[Saved entries]
· · ·
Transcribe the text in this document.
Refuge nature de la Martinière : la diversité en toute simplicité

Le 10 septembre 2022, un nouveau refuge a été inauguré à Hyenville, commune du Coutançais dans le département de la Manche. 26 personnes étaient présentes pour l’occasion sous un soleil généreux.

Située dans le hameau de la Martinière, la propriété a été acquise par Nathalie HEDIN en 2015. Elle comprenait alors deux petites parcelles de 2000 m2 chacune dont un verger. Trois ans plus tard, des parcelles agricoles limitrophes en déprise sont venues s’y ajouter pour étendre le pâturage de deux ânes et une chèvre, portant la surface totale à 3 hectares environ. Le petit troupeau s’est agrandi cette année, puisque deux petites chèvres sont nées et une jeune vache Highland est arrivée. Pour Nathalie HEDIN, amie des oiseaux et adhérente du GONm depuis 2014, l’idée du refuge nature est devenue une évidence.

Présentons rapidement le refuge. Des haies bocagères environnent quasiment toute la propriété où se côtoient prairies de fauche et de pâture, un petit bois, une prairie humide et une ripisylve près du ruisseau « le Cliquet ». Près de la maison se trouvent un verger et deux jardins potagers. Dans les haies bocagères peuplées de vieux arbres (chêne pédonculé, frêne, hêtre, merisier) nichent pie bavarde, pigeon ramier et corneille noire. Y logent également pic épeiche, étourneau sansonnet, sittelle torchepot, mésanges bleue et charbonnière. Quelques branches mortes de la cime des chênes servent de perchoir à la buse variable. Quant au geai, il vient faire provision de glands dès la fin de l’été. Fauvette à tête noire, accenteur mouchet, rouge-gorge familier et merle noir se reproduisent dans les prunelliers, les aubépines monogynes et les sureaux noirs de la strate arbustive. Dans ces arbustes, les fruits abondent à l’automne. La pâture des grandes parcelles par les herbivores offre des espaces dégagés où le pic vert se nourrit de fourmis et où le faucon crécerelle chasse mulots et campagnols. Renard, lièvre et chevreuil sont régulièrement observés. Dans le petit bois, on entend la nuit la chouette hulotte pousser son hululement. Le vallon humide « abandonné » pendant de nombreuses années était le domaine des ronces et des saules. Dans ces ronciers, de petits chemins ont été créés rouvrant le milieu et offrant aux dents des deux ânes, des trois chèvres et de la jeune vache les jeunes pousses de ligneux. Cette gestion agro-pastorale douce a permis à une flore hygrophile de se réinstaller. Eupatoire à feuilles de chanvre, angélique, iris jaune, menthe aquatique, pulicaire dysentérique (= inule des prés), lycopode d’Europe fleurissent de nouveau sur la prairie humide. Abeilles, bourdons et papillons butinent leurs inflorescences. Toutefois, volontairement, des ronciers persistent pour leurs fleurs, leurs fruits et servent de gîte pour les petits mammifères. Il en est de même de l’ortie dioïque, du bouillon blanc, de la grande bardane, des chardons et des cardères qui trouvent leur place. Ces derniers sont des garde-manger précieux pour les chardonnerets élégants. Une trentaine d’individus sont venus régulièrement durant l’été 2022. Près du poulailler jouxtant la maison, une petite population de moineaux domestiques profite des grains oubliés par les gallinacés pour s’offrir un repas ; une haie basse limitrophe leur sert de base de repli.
· · ·
# Task statement
Reproduce the listing in full. Keep it exactly as written.

# Written response
Transcribe the text in this document.
Refuge nature de la Martinière : la diversité en toute simplicité

Le 10 septembre 2022, un nouveau refuge a été inauguré à Hyenville, commune du Coutançais dans le département de la Manche. 26 personnes étaient présentes pour l’occasion sous un soleil généreux.

Située dans le hameau de la Martinière, la propriété a été acquise par Nathalie HEDIN en 2015. Elle comprenait alors deux petites parcelles de 2000 m2 chacune dont un verger. Trois ans plus tard, des parcelles agricoles limitrophes en déprise sont venues s’y ajouter pour étendre le pâturage de deux ânes et une chèvre, portant la surface totale à 3 hectares environ. Le petit troupeau s’est agrandi cette année, puisque deux petites chèvres sont nées et une jeune vache Highland est arrivée. Pour Nathalie HEDIN, amie des oiseaux et adhérente du GONm depuis 2014, l’idée du refuge nature est devenue une évidence.

Présentons rapidement le refuge. Des haies bocagères environnent quasiment toute la propriété où se côtoient prairies de fauche et de pâture, un petit bois, une prairie humide et une ripisylve près du ruisseau « le Cliquet ». Près de la maison se trouvent un verger et deux jardins potagers. Dans les haies bocagères peuplées de vieux arbres (chêne pédonculé, frêne, hêtre, merisier) nichent pie bavarde, pigeon ramier et corneille noire. Y logent également pic épeiche, étourneau sansonnet, sittelle torchepot, mésanges bleue et charbonnière. Quelques branches mortes de la cime des chênes servent de perchoir à la buse variable. Quant au geai, il vient faire provision de glands dès la fin de l’été. Fauvette à tête noire, accenteur mouchet, rouge-gorge familier et merle noir se reproduisent dans les prunelliers, les aubépines monogynes et les sureaux noirs de la strate arbustive. Dans ces arbustes, les fruits abondent à l’automne. La pâture des grandes parcelles par les herbivores offre des espaces dégagés où le pic vert se nourrit de fourmis et où le faucon crécerelle chasse mulots et campagnols. Renard, lièvre et chevreuil sont régulièrement observés. Dans le petit bois, on entend la nuit la chouette hulotte pousser son hululement. Le vallon humide « abandonné » pendant de nombreuses années était le domaine des ronces et des saules. Dans ces ronciers, de petits chemins ont été créés rouvrant le milieu et offrant aux dents des deux ânes, des trois chèvres et de la jeune vache les jeunes pousses de ligneux. Cette gestion agro-pastorale douce a permis à une flore hygrophile de se réinstaller. Eupatoire à feuilles de chanvre, angélique, iris jaune, menthe aquatique, pulicaire dysentérique (= inule des prés), lycopode d’Europe fleurissent de nouveau sur la prairie humide. Abeilles, bourdons et papillons butinent leurs inflorescences. Toutefois, volontairement, des ronciers persistent pour leurs fleurs, leurs fruits et servent de gîte pour les petits mammifères. Il en est de même de l’ortie dioïque, du bouillon blanc, de la grande bardane, des chardons et des cardères qui trouvent leur place. Ces derniers sont des garde-manger précieux pour les chardonnerets élégants. Une trentaine d’individus sont venus régulièrement durant l’été 2022. Près du poulailler jouxtant la maison, une petite population de moineaux domestiques profite des grains oubliés par les gallinacés pour s’offrir un repas ; une haie basse limitrophe leur sert de base de repli.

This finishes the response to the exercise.